╭─ INPUT ROWS

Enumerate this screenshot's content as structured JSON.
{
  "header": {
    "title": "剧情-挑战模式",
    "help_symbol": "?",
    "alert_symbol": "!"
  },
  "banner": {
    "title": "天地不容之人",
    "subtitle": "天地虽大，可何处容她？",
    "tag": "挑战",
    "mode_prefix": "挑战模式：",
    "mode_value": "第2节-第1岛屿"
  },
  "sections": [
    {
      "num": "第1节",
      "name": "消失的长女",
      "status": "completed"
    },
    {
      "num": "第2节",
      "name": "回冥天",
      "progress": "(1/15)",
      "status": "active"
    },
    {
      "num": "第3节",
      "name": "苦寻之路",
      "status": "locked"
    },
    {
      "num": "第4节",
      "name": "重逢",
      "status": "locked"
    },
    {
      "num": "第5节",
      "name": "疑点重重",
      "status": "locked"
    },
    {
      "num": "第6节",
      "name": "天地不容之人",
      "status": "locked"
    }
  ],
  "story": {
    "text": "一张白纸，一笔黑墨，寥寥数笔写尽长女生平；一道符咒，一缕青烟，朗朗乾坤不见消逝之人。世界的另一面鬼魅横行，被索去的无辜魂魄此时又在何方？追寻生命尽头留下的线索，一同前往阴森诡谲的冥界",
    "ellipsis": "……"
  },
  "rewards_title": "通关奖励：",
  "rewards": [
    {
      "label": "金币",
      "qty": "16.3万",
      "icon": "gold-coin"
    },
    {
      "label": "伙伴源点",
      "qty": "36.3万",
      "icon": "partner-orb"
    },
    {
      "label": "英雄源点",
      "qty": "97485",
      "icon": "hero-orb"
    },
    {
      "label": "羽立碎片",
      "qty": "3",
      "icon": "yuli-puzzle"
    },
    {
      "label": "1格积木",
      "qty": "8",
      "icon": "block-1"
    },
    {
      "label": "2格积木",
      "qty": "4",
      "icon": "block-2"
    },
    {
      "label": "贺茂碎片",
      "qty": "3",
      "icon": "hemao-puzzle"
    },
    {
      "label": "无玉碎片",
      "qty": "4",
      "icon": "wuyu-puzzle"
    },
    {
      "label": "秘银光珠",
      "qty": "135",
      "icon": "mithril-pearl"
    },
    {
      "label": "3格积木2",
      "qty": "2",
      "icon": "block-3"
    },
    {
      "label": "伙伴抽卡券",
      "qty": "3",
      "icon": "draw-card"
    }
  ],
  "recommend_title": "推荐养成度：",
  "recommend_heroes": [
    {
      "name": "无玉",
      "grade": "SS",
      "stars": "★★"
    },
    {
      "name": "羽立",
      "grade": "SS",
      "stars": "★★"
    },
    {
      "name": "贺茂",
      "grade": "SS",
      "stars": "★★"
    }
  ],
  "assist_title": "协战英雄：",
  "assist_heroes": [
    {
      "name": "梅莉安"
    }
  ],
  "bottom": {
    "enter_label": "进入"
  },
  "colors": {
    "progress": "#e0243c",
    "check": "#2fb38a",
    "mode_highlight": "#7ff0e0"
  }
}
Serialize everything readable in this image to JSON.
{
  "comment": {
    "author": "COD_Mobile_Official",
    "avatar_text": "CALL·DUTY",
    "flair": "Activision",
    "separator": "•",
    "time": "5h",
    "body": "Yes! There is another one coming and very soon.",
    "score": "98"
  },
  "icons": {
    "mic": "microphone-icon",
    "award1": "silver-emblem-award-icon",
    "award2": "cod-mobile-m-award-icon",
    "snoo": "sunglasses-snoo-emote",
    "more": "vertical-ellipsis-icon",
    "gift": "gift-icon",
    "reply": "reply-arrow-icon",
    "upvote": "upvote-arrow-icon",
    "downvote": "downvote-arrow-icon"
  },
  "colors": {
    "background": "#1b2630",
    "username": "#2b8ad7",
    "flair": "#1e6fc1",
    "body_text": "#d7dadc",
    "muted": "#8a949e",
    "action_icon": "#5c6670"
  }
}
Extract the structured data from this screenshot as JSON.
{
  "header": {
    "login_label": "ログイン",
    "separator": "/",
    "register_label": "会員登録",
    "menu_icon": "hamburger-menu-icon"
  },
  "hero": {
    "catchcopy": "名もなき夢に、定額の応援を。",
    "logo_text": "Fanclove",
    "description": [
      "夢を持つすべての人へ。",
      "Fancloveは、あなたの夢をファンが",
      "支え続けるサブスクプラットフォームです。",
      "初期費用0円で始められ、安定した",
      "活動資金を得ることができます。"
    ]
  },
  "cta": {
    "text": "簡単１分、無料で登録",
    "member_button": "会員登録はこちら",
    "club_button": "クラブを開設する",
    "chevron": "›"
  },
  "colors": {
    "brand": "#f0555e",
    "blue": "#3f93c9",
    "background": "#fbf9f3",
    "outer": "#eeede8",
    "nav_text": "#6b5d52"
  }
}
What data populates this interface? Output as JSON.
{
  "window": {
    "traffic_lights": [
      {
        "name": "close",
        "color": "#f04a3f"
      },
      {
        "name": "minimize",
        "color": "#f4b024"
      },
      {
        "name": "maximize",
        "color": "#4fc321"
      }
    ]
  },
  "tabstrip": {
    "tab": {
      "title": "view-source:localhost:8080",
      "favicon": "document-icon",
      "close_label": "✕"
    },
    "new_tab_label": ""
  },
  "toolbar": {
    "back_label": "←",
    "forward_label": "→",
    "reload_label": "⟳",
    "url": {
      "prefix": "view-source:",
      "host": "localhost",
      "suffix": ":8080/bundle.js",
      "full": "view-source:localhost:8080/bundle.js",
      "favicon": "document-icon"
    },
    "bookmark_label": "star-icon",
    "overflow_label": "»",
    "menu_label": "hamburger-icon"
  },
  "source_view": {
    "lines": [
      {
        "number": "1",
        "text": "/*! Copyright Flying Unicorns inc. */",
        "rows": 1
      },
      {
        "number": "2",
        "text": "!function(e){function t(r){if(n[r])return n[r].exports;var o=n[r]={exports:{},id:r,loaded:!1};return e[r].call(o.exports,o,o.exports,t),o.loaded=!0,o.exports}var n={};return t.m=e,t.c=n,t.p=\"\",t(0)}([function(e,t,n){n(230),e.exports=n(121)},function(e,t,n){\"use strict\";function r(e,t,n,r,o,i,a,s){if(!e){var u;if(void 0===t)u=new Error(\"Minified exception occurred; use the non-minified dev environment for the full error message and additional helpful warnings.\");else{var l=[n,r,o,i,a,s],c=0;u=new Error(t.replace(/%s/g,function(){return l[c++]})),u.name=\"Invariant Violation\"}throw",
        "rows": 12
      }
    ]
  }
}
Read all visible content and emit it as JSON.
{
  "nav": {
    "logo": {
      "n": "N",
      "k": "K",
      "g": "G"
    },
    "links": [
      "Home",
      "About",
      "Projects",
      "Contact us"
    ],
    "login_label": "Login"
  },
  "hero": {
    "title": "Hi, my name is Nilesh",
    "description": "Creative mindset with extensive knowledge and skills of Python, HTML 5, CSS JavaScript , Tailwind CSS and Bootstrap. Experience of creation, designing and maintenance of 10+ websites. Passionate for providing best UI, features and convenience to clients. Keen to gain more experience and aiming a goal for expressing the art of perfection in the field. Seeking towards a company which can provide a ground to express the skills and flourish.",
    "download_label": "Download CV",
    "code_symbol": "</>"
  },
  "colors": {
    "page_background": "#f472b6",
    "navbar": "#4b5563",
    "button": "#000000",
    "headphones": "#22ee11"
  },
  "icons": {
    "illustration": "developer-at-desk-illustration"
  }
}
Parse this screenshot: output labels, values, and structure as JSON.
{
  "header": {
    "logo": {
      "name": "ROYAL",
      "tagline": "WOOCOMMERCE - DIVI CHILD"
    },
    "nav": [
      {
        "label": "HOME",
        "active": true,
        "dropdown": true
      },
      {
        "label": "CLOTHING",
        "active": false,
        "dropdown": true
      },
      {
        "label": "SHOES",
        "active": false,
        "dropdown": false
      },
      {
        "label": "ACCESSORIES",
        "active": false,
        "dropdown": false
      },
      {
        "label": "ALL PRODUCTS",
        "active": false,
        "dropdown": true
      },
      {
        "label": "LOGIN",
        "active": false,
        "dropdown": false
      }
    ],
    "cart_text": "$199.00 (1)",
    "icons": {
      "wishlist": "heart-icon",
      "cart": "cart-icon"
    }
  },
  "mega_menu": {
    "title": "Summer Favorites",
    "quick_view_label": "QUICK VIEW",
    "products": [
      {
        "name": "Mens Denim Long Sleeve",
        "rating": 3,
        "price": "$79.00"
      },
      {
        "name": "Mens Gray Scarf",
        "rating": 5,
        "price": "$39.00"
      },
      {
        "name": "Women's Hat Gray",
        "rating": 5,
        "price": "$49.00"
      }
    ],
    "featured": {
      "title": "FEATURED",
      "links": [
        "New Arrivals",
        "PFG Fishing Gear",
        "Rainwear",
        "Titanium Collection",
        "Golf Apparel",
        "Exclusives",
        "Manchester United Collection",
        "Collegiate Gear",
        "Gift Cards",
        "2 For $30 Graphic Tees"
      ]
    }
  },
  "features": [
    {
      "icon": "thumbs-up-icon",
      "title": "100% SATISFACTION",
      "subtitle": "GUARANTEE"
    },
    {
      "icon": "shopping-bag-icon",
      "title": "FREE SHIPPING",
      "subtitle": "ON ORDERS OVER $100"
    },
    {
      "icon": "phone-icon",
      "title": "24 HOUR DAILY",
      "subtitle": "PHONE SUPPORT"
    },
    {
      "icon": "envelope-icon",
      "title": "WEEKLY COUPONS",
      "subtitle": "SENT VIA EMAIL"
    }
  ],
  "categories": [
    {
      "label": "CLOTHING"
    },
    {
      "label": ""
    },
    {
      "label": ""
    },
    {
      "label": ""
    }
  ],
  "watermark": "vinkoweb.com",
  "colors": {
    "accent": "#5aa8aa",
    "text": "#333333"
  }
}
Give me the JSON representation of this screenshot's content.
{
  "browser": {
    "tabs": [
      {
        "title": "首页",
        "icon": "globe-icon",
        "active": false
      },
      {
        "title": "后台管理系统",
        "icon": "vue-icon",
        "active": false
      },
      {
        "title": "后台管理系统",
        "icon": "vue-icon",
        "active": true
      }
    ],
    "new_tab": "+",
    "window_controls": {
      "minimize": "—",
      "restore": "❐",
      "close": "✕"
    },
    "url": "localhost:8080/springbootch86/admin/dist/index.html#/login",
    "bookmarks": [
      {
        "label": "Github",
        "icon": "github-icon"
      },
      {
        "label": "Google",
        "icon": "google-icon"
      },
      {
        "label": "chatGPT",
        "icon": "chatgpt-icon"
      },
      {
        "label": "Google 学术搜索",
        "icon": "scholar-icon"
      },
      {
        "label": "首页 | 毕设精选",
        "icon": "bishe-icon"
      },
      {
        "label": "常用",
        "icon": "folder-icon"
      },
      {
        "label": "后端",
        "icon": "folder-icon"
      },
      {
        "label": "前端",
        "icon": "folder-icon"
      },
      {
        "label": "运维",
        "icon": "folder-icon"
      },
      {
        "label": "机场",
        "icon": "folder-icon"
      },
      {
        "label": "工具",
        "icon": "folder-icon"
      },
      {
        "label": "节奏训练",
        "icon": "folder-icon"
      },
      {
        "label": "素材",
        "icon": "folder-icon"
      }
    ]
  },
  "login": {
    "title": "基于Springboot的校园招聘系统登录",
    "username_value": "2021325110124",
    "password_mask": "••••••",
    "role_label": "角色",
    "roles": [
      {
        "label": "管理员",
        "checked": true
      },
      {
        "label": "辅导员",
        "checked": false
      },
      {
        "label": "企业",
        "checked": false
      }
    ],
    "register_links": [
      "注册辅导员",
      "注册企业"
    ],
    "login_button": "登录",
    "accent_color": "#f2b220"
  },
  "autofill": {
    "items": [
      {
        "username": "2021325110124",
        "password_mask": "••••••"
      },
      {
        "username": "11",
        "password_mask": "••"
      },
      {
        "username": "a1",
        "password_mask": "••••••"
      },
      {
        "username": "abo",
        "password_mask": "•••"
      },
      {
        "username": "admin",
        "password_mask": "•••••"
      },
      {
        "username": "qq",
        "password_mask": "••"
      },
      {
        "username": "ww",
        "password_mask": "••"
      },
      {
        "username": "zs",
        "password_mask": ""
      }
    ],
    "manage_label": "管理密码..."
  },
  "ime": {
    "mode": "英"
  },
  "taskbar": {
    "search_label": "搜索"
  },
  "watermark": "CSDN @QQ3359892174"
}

╰─

• [INSTRUCTIONS TO FOLLOW] Your answer should be a single number: the count of lines containing the word "subtitle".

• [SOLUTION BELOW] 5